§ WRITTEN TASK:
Reproduce word for word the lines of the items below, starting at the line that contains "- manuscript-text-line: ypollonia." and ending at the line that contains "- manuscript-text-line: ab insidiis", both ends included.

§ ROWS:

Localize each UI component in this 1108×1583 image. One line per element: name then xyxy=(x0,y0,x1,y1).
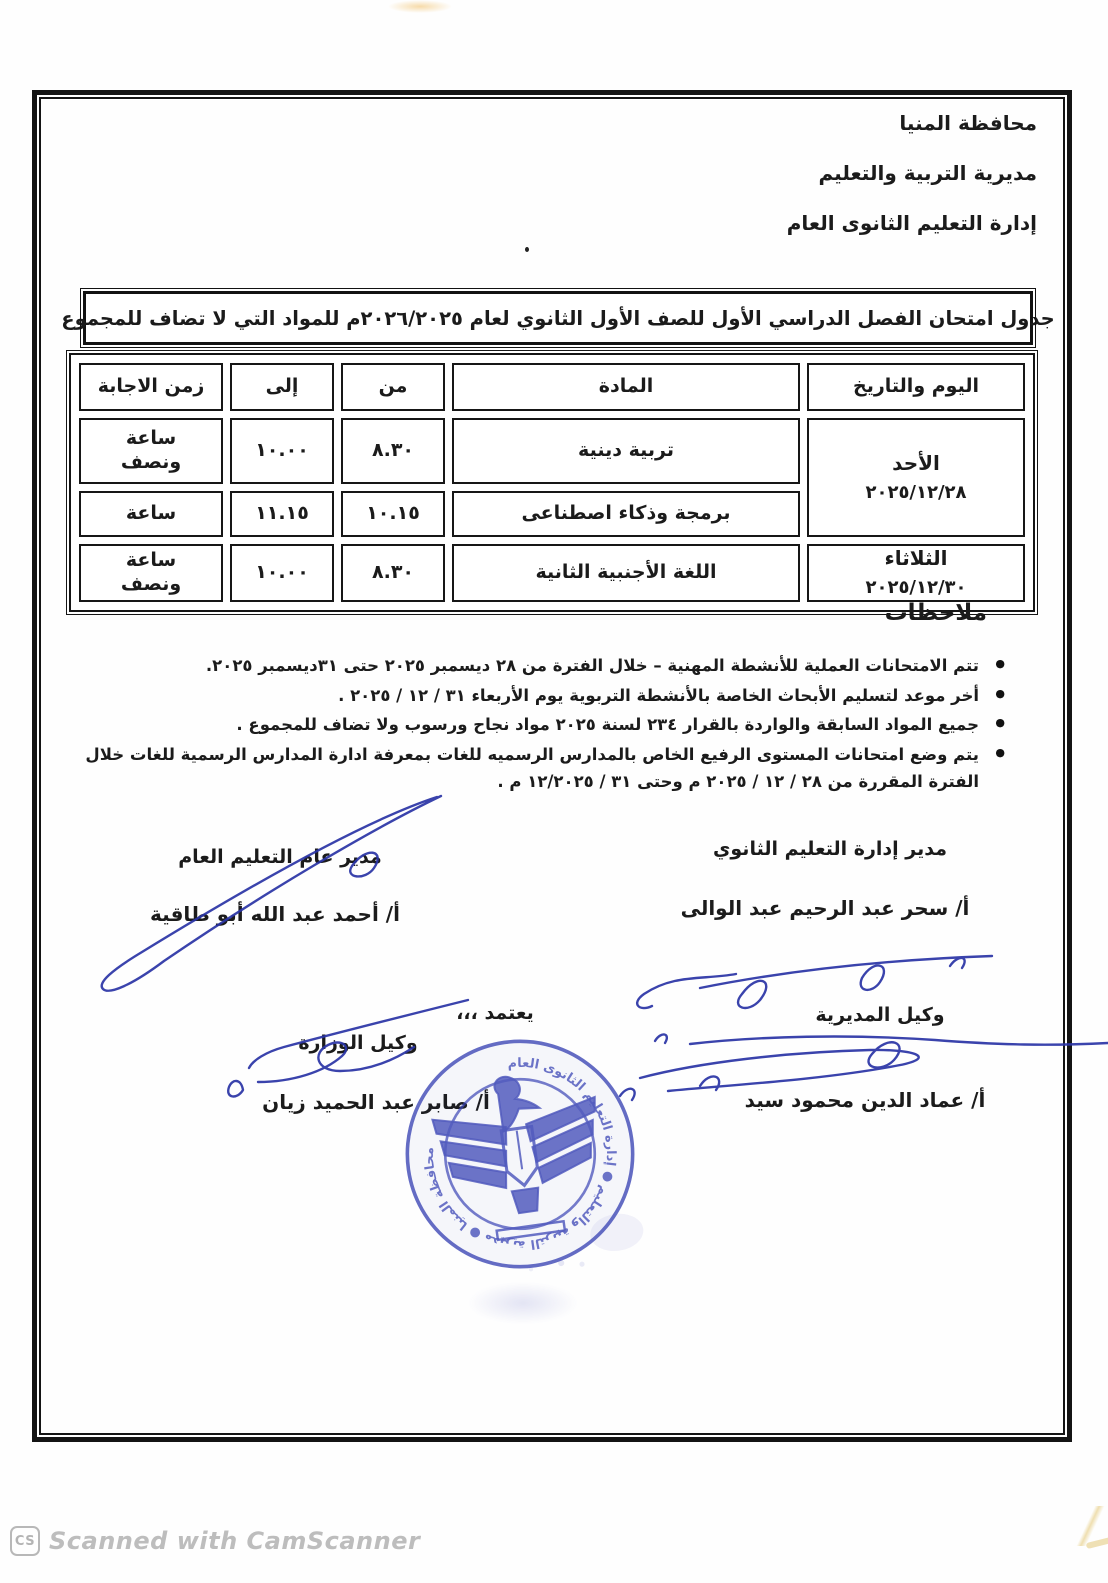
day-name: الثلاثاء xyxy=(885,546,948,571)
from-cell: ٨.٣٠ xyxy=(341,418,445,484)
cs-badge-icon: CS xyxy=(10,1526,40,1556)
column-header-from: من xyxy=(341,363,445,411)
column-header-to: إلى xyxy=(230,363,334,411)
ink-speck xyxy=(525,247,529,252)
schedule-table: اليوم والتاريخ المادة من إلى زمن الاجابة… xyxy=(69,353,1035,612)
header-governorate: محافظة المنيا xyxy=(899,111,1037,135)
scan-artifact-top xyxy=(388,0,452,13)
ministry-deputy-name: أ/ صابر عبد الحميد زيان xyxy=(236,1090,516,1114)
from-cell: ٨.٣٠ xyxy=(341,544,445,602)
ministry-deputy-title: وكيل الوزارة xyxy=(268,1032,448,1054)
note-item: تتم الامتحانات العملية للأنشطة المهنية –… xyxy=(77,653,1009,680)
note-item: أخر موعد لتسليم الأبحاث الخاصة بالأنشطة … xyxy=(77,683,1009,710)
directorate-deputy-title: وكيل المديرية xyxy=(770,1004,990,1026)
day-cell-tuesday: الثلاثاء ٢٠٢٥/١٢/٣٠ xyxy=(807,544,1025,602)
exam-schedule-title: جدول امتحان الفصل الدراسي الأول للصف الأ… xyxy=(83,291,1033,345)
duration-cell: ساعة xyxy=(79,491,223,537)
camscanner-watermark: CS Scanned with CamScanner xyxy=(10,1526,420,1556)
subject-cell: اللغة الأجنبية الثانية xyxy=(452,544,800,602)
general-director-name: أ/ أحمد عبد الله أبو طاقية xyxy=(110,902,440,926)
header-directorate: مديرية التربية والتعليم xyxy=(819,161,1038,185)
general-director-title: مدير عام التعليم العام xyxy=(150,846,410,868)
watermark-text: Scanned with CamScanner xyxy=(49,1527,420,1555)
day-cell-sunday: الأحد ٢٠٢٥/١٢/٢٨ xyxy=(807,418,1025,537)
subject-cell: تربية دينية xyxy=(452,418,800,484)
secondary-director-name: أ/ سحر عبد الرحيم عبد الوالى xyxy=(630,896,1020,920)
secondary-director-title: مدير إدارة التعليم الثانوي xyxy=(690,838,970,860)
subject-cell: برمجة وذكاء اصطناعى xyxy=(452,491,800,537)
column-header-day-date: اليوم والتاريخ xyxy=(807,363,1025,411)
header-administration: إدارة التعليم الثانوى العام xyxy=(787,211,1037,235)
note-item: يتم وضع امتحانات المستوى الرفيع الخاص با… xyxy=(77,742,1009,795)
notes-heading: ملاحظات xyxy=(885,600,987,626)
column-header-subject: المادة xyxy=(452,363,800,411)
stamp-ink-smudge xyxy=(468,1282,578,1324)
notes-list: تتم الامتحانات العملية للأنشطة المهنية –… xyxy=(77,653,1009,799)
to-cell: ١٠.٠٠ xyxy=(230,418,334,484)
duration-text: ساعة ونصف xyxy=(114,427,188,475)
day-name: الأحد xyxy=(892,451,940,476)
directorate-deputy-name: أ/ عماد الدين محمود سيد xyxy=(700,1088,1030,1112)
from-cell: ١٠.١٥ xyxy=(341,491,445,537)
note-item: جميع المواد السابقة والواردة بالقرار ٢٣٤… xyxy=(77,712,1009,739)
to-cell: ١٠.٠٠ xyxy=(230,544,334,602)
day-date: ٢٠٢٥/١٢/٣٠ xyxy=(865,577,966,600)
duration-text: ساعة ونصف xyxy=(114,549,188,597)
scanned-document-page: محافظة المنيا مديرية التربية والتعليم إد… xyxy=(0,0,1108,1583)
duration-cell: ساعة ونصف xyxy=(79,418,223,484)
to-cell: ١١.١٥ xyxy=(230,491,334,537)
column-header-duration: زمن الاجابة xyxy=(79,363,223,411)
document-border-frame: محافظة المنيا مديرية التربية والتعليم إد… xyxy=(32,90,1072,1442)
duration-cell: ساعة ونصف xyxy=(79,544,223,602)
duration-text: ساعة xyxy=(126,502,176,526)
approval-word: يعتمد ،،، xyxy=(420,1002,570,1024)
day-date: ٢٠٢٥/١٢/٢٨ xyxy=(865,482,966,505)
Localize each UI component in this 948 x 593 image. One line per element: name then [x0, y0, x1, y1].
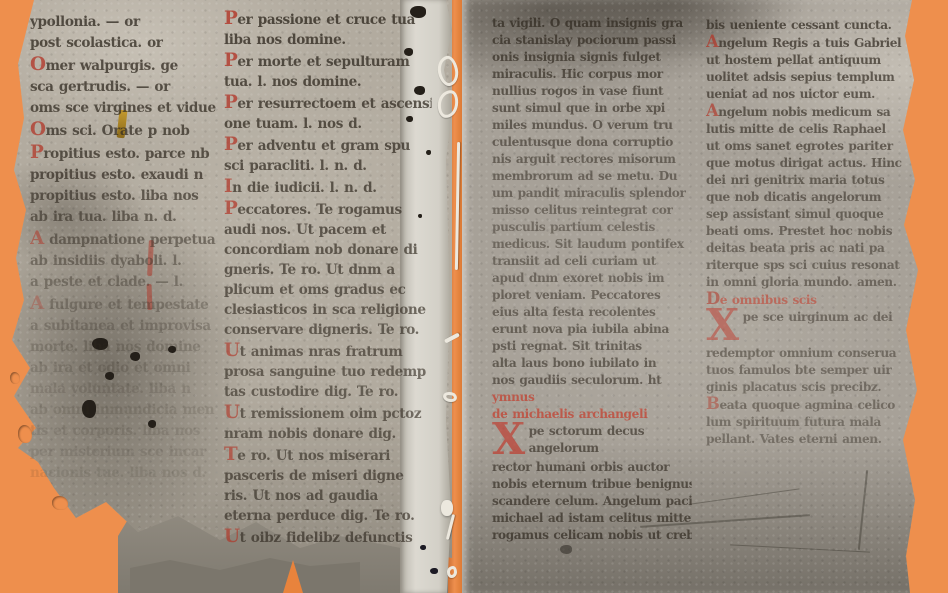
- manuscript-text-line: ypollonia. — or: [30, 12, 216, 33]
- right-page-column-2: bis ueniente cessant cuncta.Angelum Regi…: [706, 16, 918, 447]
- manuscript-text-line: oms sce virgines et vidue: [30, 98, 216, 119]
- manuscript-text-line: ab insidiis dyaboli. l.: [30, 251, 216, 272]
- manuscript-text-line: misso celitus reintegrat cor: [492, 201, 692, 218]
- manuscript-text-line: que nob dicatis angelorum: [706, 188, 912, 205]
- manuscript-text-line: a subitanea et improvisa: [30, 316, 216, 337]
- left-page-column-1: ypollonia. — orpost scolastica. orOmer w…: [30, 12, 222, 484]
- manuscript-text-line: lutis mitte de celis Raphael: [706, 120, 912, 137]
- manuscript-text-line: redemptor omnium conserua: [706, 344, 912, 361]
- ink-blot: [430, 568, 438, 574]
- manuscript-text-line: nullius rogos in vase fiunt: [492, 82, 692, 99]
- parchment-hole: [10, 372, 20, 384]
- manuscript-text-line: uolitet adsis sepius templum: [706, 68, 912, 85]
- manuscript-text-line: Propitius esto. parce nb: [30, 142, 216, 165]
- manuscript-text-line: liba nos domine.: [224, 30, 432, 50]
- manuscript-text-line: ut oms sanet egrotes pariter: [706, 137, 912, 154]
- manuscript-text-line: ab omni inmundicia men: [30, 400, 216, 421]
- manuscript-text-line: Ut animas nras fratrum: [224, 340, 432, 362]
- manuscript-text-line: ginis placatus scis precibz.: [706, 378, 912, 395]
- manuscript-text-line: Xpe sce uirginum ac dei: [706, 308, 912, 344]
- manuscript-text-line: prosa sanguine tuo redemp: [224, 362, 432, 382]
- manuscript-text-line: gneris. Te ro. Ut dnm a: [224, 260, 432, 280]
- manuscript-text-line: eius alta festa recolentes: [492, 303, 692, 320]
- manuscript-text-line: apud dnm exoret nobis im: [492, 269, 692, 286]
- manuscript-text-line: In die iudicii. l. n. d.: [224, 176, 432, 198]
- manuscript-text-line: Per adventu et gram spu: [224, 134, 432, 156]
- manuscript-text-line: Per passione et cruce tua: [224, 8, 432, 30]
- manuscript-text-line: deitas beata pris ac nati pa: [706, 239, 912, 256]
- manuscript-text-line: membrorum ad se metu. Du: [492, 167, 692, 184]
- manuscript-text-line: lum spirituum futura mala: [706, 413, 912, 430]
- manuscript-text-line: transiit ad celi curiam ut: [492, 252, 692, 269]
- manuscript-text-line: psti regnat. Sit trinitas: [492, 337, 692, 354]
- manuscript-text-line: Per morte et sepulturam: [224, 50, 432, 72]
- manuscript-text-line: miraculis. Hic corpus mor: [492, 65, 692, 82]
- manuscript-text-line: ta vigili. O quam insignis gra: [492, 14, 692, 31]
- manuscript-text-line: pusculis partium celestis: [492, 218, 692, 235]
- manuscript-text-line: um pandit miraculis splendor: [492, 184, 692, 201]
- manuscript-text-line: nos gaudiis seculorum. ht: [492, 371, 692, 388]
- manuscript-text-line: sca gertrudis. — or: [30, 77, 216, 98]
- manuscript-text-line: tua. l. nos domine.: [224, 72, 432, 92]
- manuscript-text-line: ris. Ut nos ad gaudia: [224, 486, 432, 506]
- manuscript-text-line: michael ad istam celitus mitte: [492, 509, 692, 526]
- manuscript-text-line: ploret veniam. Peccatores: [492, 286, 692, 303]
- manuscript-text-line: miles mundus. O verum tru: [492, 116, 692, 133]
- parchment-hole: [52, 496, 68, 510]
- manuscript-text-line: per misterium sce incar: [30, 442, 216, 463]
- manuscript-text-line: ab ira et odio et omni: [30, 358, 216, 379]
- manuscript-text-line: alta laus bono iubilato in: [492, 354, 692, 371]
- manuscript-photo: ypollonia. — orpost scolastica. orOmer w…: [0, 0, 948, 593]
- manuscript-text-line: Peccatores. Te rogamus: [224, 198, 432, 220]
- manuscript-text-line: cia stanislay pociorum passi: [492, 31, 692, 48]
- manuscript-text-line: morte. liba nos domine: [30, 337, 216, 358]
- manuscript-text-line: a peste et clade. — l.: [30, 272, 216, 293]
- manuscript-text-line: bis ueniente cessant cuncta.: [706, 16, 912, 33]
- manuscript-text-line: tas custodire dig. Te ro.: [224, 382, 432, 402]
- manuscript-text-line: Ut oibz fidelibz defunctis: [224, 526, 432, 548]
- sewing-thread-knot: [441, 500, 453, 516]
- manuscript-text-line: Angelum nobis medicum sa: [706, 102, 912, 120]
- manuscript-text-line: conservare digneris. Te ro.: [224, 320, 432, 340]
- manuscript-text-line: Te ro. Ut nos miserari: [224, 444, 432, 466]
- stain-spot: [560, 545, 572, 554]
- manuscript-text-line: Xpe sctorum decus angelorum: [492, 422, 692, 458]
- manuscript-text-line: ab ira tua. liba n. d.: [30, 207, 216, 228]
- manuscript-text-line: beati oms. Prestet hoc nobis: [706, 222, 912, 239]
- manuscript-text-line: Omer walpurgis. ge: [30, 54, 216, 77]
- manuscript-text-line: sunt simul que in orbe xpi: [492, 99, 692, 116]
- manuscript-text-line: plicum et oms gradus ec: [224, 280, 432, 300]
- manuscript-text-line: rogamus celicam nobis ut crebro: [492, 526, 692, 543]
- manuscript-text-line: ut hostem pellat antiquum: [706, 51, 912, 68]
- manuscript-text-line: nacionis tue. liba nos d.: [30, 463, 216, 484]
- manuscript-text-line: propitius esto. exaudi n: [30, 165, 216, 186]
- manuscript-text-line: audi nos. Ut pacem et: [224, 220, 432, 240]
- manuscript-text-line: concordiam nob donare di: [224, 240, 432, 260]
- manuscript-text-line: Oms sci. Orate p nob: [30, 119, 216, 142]
- manuscript-text-line: Angelum Regis a tuis Gabriel: [706, 33, 912, 51]
- left-page-column-2: Per passione et cruce tualiba nos domine…: [224, 8, 438, 548]
- manuscript-text-line: sep assistant simul quoque: [706, 205, 912, 222]
- right-page-column-1: ta vigili. O quam insignis gracia stanis…: [492, 14, 698, 543]
- manuscript-text-line: nobis eternum tribue benignus: [492, 475, 692, 492]
- manuscript-text-line: rector humani orbis auctor: [492, 458, 692, 475]
- manuscript-text-line: ueniat ad nos uictor eum.: [706, 85, 912, 102]
- manuscript-text-line: dei nri genitrix maria totus: [706, 171, 912, 188]
- manuscript-text-line: scandere celum. Angelum pacis: [492, 492, 692, 509]
- manuscript-text-line: Per resurrectoem et ascensi: [224, 92, 432, 114]
- manuscript-text-line: nis arguit rectores misorum: [492, 150, 692, 167]
- manuscript-text-line: Beata quoque agmina celico: [706, 395, 912, 413]
- manuscript-text-line: eterna perduce dig. Te ro.: [224, 506, 432, 526]
- manuscript-text-line: erunt nova pia iubila abina: [492, 320, 692, 337]
- manuscript-text-line: ymnus: [492, 388, 692, 405]
- manuscript-text-line: A dampnatione perpetua: [30, 228, 216, 251]
- manuscript-text-line: pasceris de miseri digne: [224, 466, 432, 486]
- manuscript-text-line: pellant. Vates eterni amen.: [706, 430, 912, 447]
- manuscript-text-line: mala voluntate. liba n: [30, 379, 216, 400]
- manuscript-text-line: post scolastica. or: [30, 33, 216, 54]
- manuscript-text-line: sci paracliti. l. n. d.: [224, 156, 432, 176]
- manuscript-text-line: medicus. Sit laudum pontifex: [492, 235, 692, 252]
- manuscript-text-line: one tuam. l. nos d.: [224, 114, 432, 134]
- manuscript-text-line: de michaelis archangeli: [492, 405, 692, 422]
- manuscript-text-line: riterque sps sci cuius resonat: [706, 256, 912, 273]
- manuscript-text-line: nram nobis donare dig.: [224, 424, 432, 444]
- manuscript-text-line: A fulgure et tempestate: [30, 293, 216, 316]
- manuscript-text-line: in omni gloria mundo. amen.: [706, 273, 912, 290]
- manuscript-text-line: culentusque dona corruptio: [492, 133, 692, 150]
- manuscript-text-line: tuos famulos bte semper uir: [706, 361, 912, 378]
- manuscript-text-line: clesiasticos in sca religione: [224, 300, 432, 320]
- manuscript-text-line: Ut remissionem oim pctoz: [224, 402, 432, 424]
- manuscript-text-line: que motus dirigat actus. Hinc: [706, 154, 912, 171]
- manuscript-text-line: onis insignia signis fulget: [492, 48, 692, 65]
- manuscript-text-line: tis et corporis. liba nos: [30, 421, 216, 442]
- manuscript-text-line: De omnibus scis: [706, 290, 912, 308]
- manuscript-text-line: propitius esto. liba nos: [30, 186, 216, 207]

§ ANSWER IN FULL:
- manuscript-text-line: ypollonia. — or: [30, 12, 216, 33]
- right-page-column-2: bis ueniente cessant cuncta.Angelum Regi…: [706, 16, 918, 447]
- manuscript-text-line: oms sce virgines et vidue: [30, 98, 216, 119]
- manuscript-text-line: ab insidiis dyaboli. l.: [30, 251, 216, 272]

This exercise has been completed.